3 Data Structures
3.1 Table relationships
This database contains several tables in 2 conceptually distinct schema for the boat ramp and diary surveys. The ERD for rec_data (Figure 1) shows the logical structure2 of the database and its entities (each entity is implemented as a database table), and the relationships between these tables and tables in other databases. This schema is valid regardless of the database system chosen, and it can remain correct even if the Database Management System (DBMS) is changed.
Each table represents an object, event, or concept in the real world that has been represented in the database. Each attribute of a table is a defining property or quality of the table. All of the table’s attributes are shown in the ERD. The underlined attributes represent the table’s primary key3.
Note that Figure 1 shows the main tables only. Several of the tables in the rec_data database have foreign keys4 which contain standard NIWA/MFish fisheries codes, such as species. Foreign keys not only define the relationships between the tables in rec_data but also provide links to the rdb (research database) database, which contains the definitive list of these standard codes; e.g., species codes. An ERD for these tables (Figure 2) shows the relationships between rec_data and rdb.
All tables within external databases, such as those in rdb, are shown in the ERDs as being enclosed in dashed-line boxes.
The rec_data database is implemented as a relational database; i.e., each table is a special case of the mathematical construct known as a relation and hence elementary relation theory is used to deal with the data within tables and the relationships between them. There are three types of relationships possible between tables, but only one exists in rec_data: one-to-many5 These relationships can be seen in ERDs by connecting a single line (indicating ‘many’) from the child table; e.g., t_group, to the parent table; e.g., t_session, with an arrowhead (indicating ‘one’) pointing to the parent.
Every relationship has a mandatory or optional aspect to it. That is, if a relationship is mandatory, then it has to occur at least once, while an optional relationship might not occur at all. For example, in Figure 1, consider that relationship between the table t_group and it’s child table t_interview. The symbol ‘o’ by the child t_interview means that a group record can have zero or many interview records, while the bar by the parent t_group means that for every interview there must be a matching group record.
These links are enforced by referential constraints6 Constraints do not allow orphans to exist in any table; i.e., where a child record exists without a related parent record. This may happen when: a parent record is deleted; the parent record is altered so the relationship is lost; or a child record is entered without a parent record. Constraints are shown in the table listings by the following format:
constraint name (attribute [, attribute] ) | INSERT |
parent table (attribute [, attribute] )
Note that the typographical convention for the above format is that square brackets  may contain more than one item or none at all. Items stacked between vertical lines | | are options of which one must be chosen.
For example, consider the following constraint found in the table t_length:
invalid species (species) INSERT rdb : curr_spp (code)

■ ■ ■

* CHALLENGE 1
In the entries, give again the lines from the line with "nav-left-group: Home About" up to and including the line with "nav-item-sign-up[interactable]: Sign Up", with "Interactive Map" swapped for "Live Map" and everything else left unchanged.

* RECORDS
■ ■ ■

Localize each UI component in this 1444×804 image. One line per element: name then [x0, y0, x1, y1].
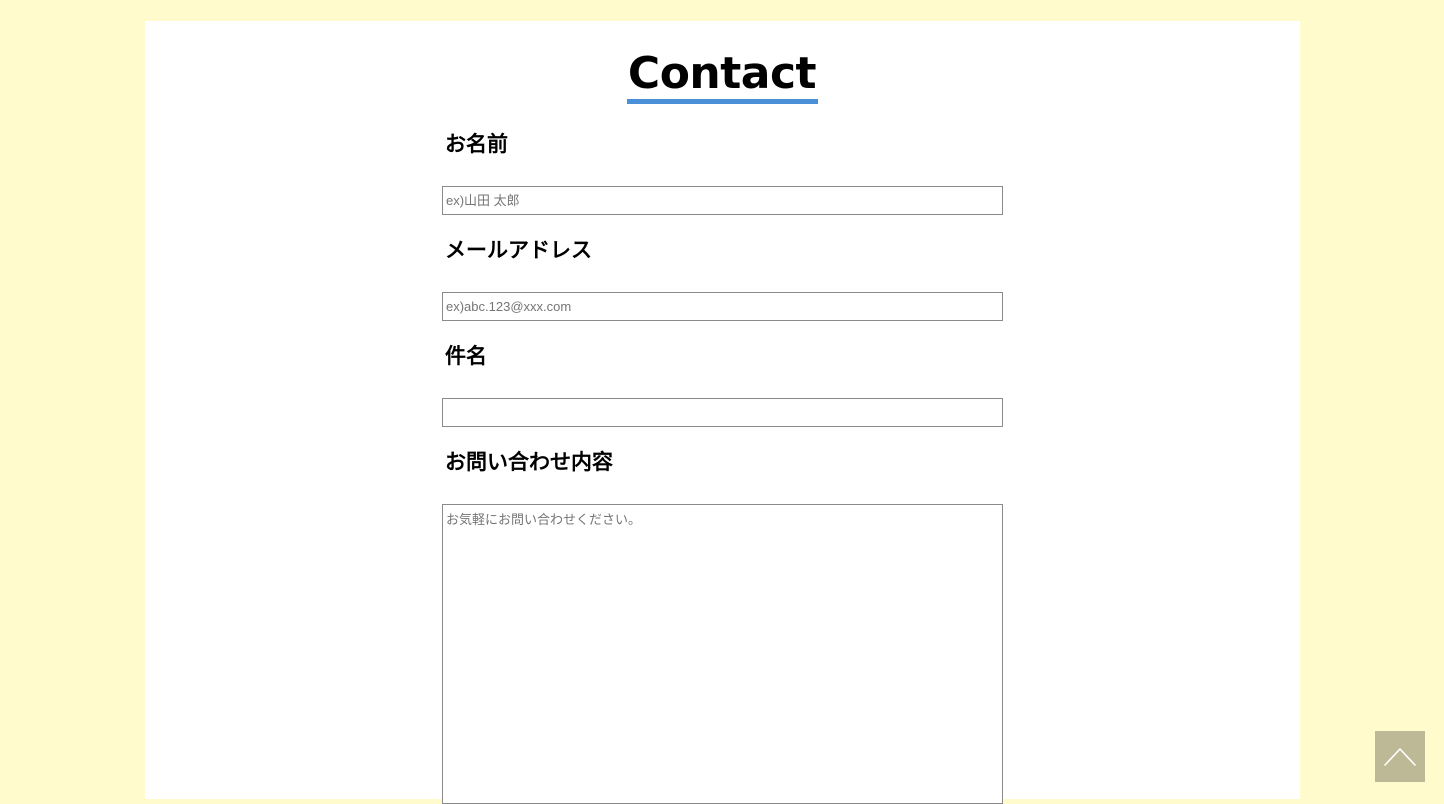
subject-input[interactable]	[442, 398, 1003, 427]
page-title: Contact	[626, 49, 819, 104]
content-panel: Contact お名前 メールアドレス 件名 お問い合わせ内容	[145, 21, 1300, 804]
title-wrap: Contact	[145, 49, 1300, 104]
name-input[interactable]	[442, 186, 1003, 215]
message-label: お問い合わせ内容	[445, 450, 613, 474]
email-label: メールアドレス	[445, 238, 592, 262]
email-input[interactable]	[442, 292, 1003, 321]
scroll-to-top-button[interactable]	[1375, 731, 1425, 782]
name-label: お名前	[445, 132, 508, 156]
chevron-up-icon	[1384, 748, 1416, 766]
subject-label: 件名	[445, 344, 487, 368]
message-textarea[interactable]	[442, 504, 1003, 804]
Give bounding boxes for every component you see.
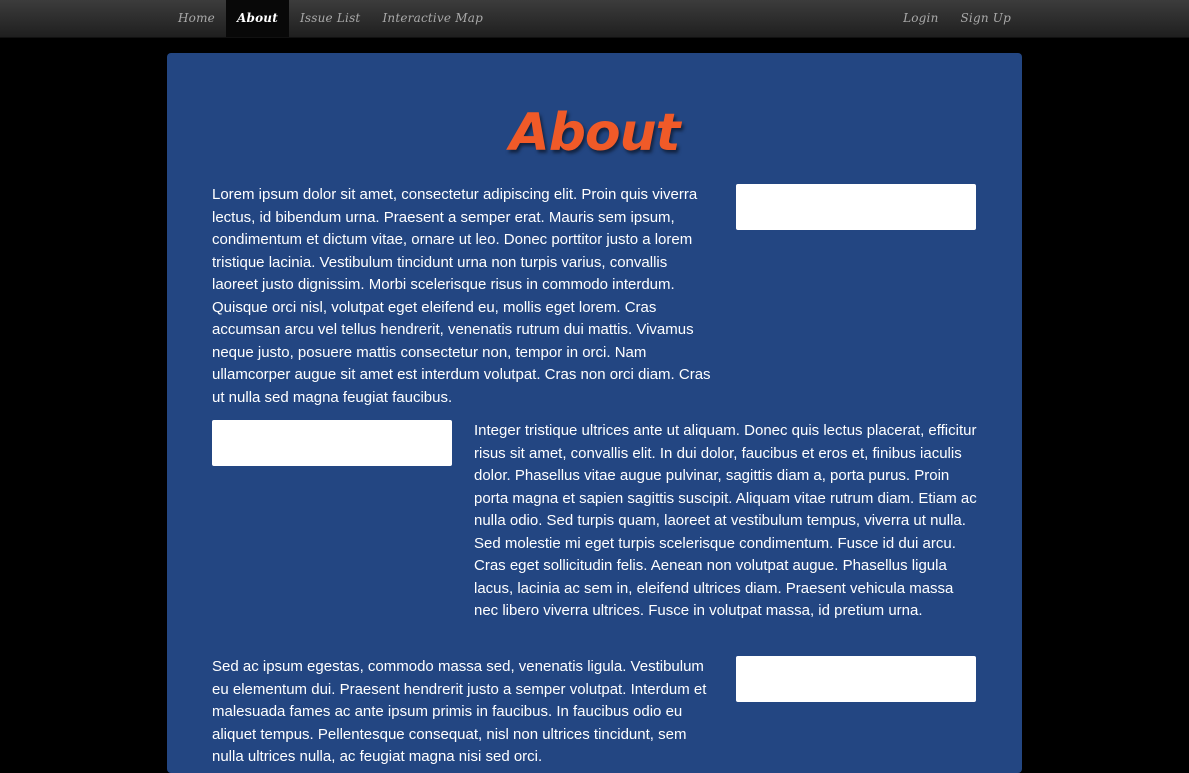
nav-left-group: Home About Issue List Interactive Map — [167, 0, 494, 37]
about-paragraph-2: Integer tristique ultrices ante ut aliqu… — [474, 422, 977, 619]
nav-item-issue-list[interactable]: Issue List — [289, 0, 372, 37]
navbar-container: Home About Issue List Interactive Map Lo… — [167, 0, 1022, 37]
nav-right-group: Login Sign Up — [892, 0, 1022, 37]
about-panel: About Lorem ipsum dolor sit amet, consec… — [167, 53, 1022, 773]
nav-item-login[interactable]: Login — [892, 0, 949, 37]
nav-item-sign-up[interactable]: Sign Up — [950, 0, 1022, 37]
image-placeholder-1 — [736, 184, 976, 230]
about-paragraph-1: Lorem ipsum dolor sit amet, consectetur … — [212, 186, 711, 406]
page-title: About — [509, 103, 680, 163]
nav-item-about[interactable]: About — [225, 0, 289, 37]
top-navbar: Home About Issue List Interactive Map Lo… — [0, 0, 1189, 38]
image-placeholder-2 — [212, 420, 452, 466]
nav-item-home[interactable]: Home — [167, 0, 226, 37]
nav-item-interactive-map[interactable]: Interactive Map — [371, 0, 493, 37]
about-paragraph-3: Sed ac ipsum egestas, commodo massa sed,… — [212, 658, 707, 765]
image-placeholder-3 — [736, 656, 976, 702]
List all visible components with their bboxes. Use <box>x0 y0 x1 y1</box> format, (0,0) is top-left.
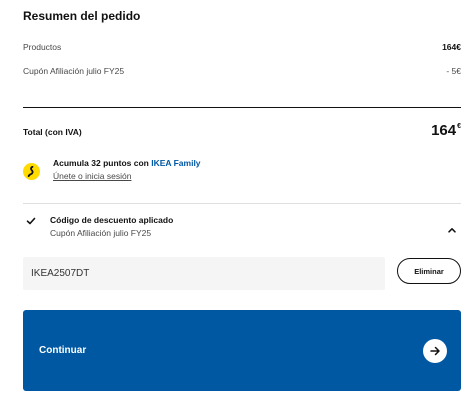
ikea-family-promo: Acumula 32 puntos con IKEA Family Únete … <box>23 158 201 181</box>
family-points-prefix: Acumula 32 puntos con <box>53 158 152 168</box>
chevron-up-icon[interactable] <box>447 225 457 235</box>
total-row: Total (con IVA) 164 € <box>23 122 461 139</box>
coupon-amount: - 5€ <box>446 66 461 76</box>
continue-button[interactable]: Continuar <box>23 310 461 391</box>
join-login-link[interactable]: Únete o inicia sesión <box>53 171 201 181</box>
discount-title: Código de descuento aplicado <box>50 215 174 225</box>
total-price: 164 € <box>431 122 461 139</box>
coupon-row: Cupón Afiliación julio FY25 - 5€ <box>23 66 461 76</box>
coupon-label: Cupón Afiliación julio FY25 <box>23 66 125 76</box>
continue-label: Continuar <box>39 345 87 356</box>
total-currency: € <box>457 123 461 130</box>
products-label: Productos <box>23 42 62 52</box>
check-icon <box>26 217 36 225</box>
products-row: Productos 164€ <box>23 42 461 52</box>
summary-title: Resumen del pedido <box>23 9 141 23</box>
discount-code-field[interactable]: IKEA2507DT <box>23 257 385 290</box>
total-amount: 164 <box>431 122 457 139</box>
ikea-family-icon <box>23 163 40 180</box>
arrow-right-icon <box>423 338 447 363</box>
discount-divider <box>23 203 461 204</box>
family-brand: IKEA Family <box>151 158 201 168</box>
products-amount: 164€ <box>442 42 461 52</box>
family-points-text: Acumula 32 puntos con IKEA Family <box>53 158 201 168</box>
total-label: Total (con IVA) <box>23 127 82 137</box>
total-divider <box>23 107 461 108</box>
discount-subtitle: Cupón Afiliación julio FY25 <box>50 228 152 238</box>
remove-discount-button[interactable]: Eliminar <box>397 258 461 284</box>
discount-section-header[interactable]: Código de descuento aplicado Cupón Afili… <box>23 215 461 238</box>
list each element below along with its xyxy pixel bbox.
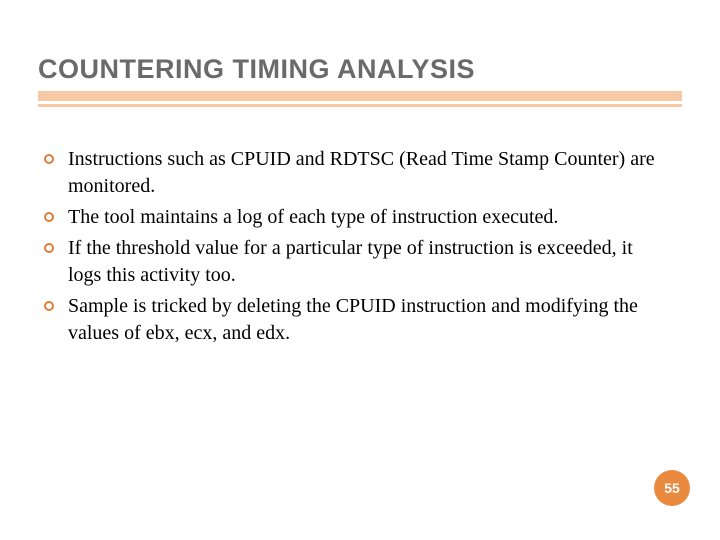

■ ■ ■

* CHALLENGE 2
Pick up the text on database table relationships after its last sentence and continue it.

* TASK ANSWER 1
nav-left-group: Home About Issue List Live Map — [167, 0, 494, 37]
about-paragraph-2: Integer tristique ultrices ante ut aliqu… — [474, 422, 977, 619]
nav-item-issue-list[interactable]: Issue List — [289, 0, 372, 37]
navbar-container: Home About Issue List Live Map Lo… — [167, 0, 1022, 37]
nav-right-group: Login Sign Up — [892, 0, 1022, 37]
about-panel: About Lorem ipsum dolor sit amet, consec… — [167, 53, 1022, 773]
nav-item-login[interactable]: Login — [892, 0, 949, 37]
nav-item-sign-up[interactable]: Sign Up — [950, 0, 1022, 37]

* TASK ANSWER 2
This means that the value of the attribute species in the current record must already exist in the parent table curr_spp of the rdb database or the record will be rejected and the following message will be displayed:
*** User Error: insert constraint ‘invalid species’ violation
For tables residing in external databases, the parent table name will be prefixed by the name of the database.
Section 5 lists all the rec_data tables as implemented by the Empress RDBMS. As can be seen in the listing of the tables, a table’s primary key has an unique index on it. Primary keys are generally listed using the following format:
UNIQUE index_name ON (attribute[, attribute])
where attribute(s) make up the primary key and the index name is the primary key name. These prevent records with duplicate keys from being inserted into the tables; e.g., a record with a response number (resp) for that survey, in t_phone.
The database listing shows that the tables also have indices on many attributes. That is, attributes that are most likely to be used as a searching key have like values linked together to speed up searches. These indices are listed using the following format:
NORMAL (2, 15) index_name ON (attribute[, attribute])
Note that indices may be simple, pointing to one attribute or composite pointing to more that one attribute. The numbers “…(2, 15)…” in the syntax are Empress DBMS default values relating to the amount of space allocated for the index.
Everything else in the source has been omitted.